§ **Problem to work on**: Find each line holding "Freq" and copy it out.

§ **Collected data entries**:
▼▼▼
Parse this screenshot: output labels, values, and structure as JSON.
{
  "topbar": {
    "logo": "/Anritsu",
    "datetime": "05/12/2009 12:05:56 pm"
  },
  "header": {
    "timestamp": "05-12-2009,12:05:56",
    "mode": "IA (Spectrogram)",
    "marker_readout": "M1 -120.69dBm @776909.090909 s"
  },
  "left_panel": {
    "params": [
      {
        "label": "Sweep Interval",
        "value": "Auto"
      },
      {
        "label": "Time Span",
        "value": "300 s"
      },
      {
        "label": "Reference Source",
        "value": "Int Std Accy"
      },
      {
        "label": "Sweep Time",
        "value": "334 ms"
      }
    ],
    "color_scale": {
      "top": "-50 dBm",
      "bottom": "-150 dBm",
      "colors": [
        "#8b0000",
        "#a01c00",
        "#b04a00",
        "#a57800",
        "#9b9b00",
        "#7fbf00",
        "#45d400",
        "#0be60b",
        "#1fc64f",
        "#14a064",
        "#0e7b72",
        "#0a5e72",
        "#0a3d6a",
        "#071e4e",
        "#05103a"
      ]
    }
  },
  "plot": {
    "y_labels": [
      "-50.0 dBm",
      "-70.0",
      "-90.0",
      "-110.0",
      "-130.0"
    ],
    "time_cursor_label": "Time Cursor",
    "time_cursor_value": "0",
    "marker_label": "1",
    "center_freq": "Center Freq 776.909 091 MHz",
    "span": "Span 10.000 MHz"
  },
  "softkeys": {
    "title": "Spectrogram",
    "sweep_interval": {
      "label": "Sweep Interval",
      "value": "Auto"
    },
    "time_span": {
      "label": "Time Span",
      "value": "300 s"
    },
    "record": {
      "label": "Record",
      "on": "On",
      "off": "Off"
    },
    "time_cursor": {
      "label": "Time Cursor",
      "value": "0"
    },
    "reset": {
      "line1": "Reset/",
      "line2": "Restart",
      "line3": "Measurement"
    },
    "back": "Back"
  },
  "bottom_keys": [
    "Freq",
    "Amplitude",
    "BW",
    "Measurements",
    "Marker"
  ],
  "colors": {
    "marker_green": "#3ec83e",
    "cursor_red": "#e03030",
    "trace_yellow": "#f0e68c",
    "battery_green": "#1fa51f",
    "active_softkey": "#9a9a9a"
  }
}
▲▲▲
§ **Solution to this problem**:
    "center_freq": "Center Freq 776.909 091 MHz",
    "Freq",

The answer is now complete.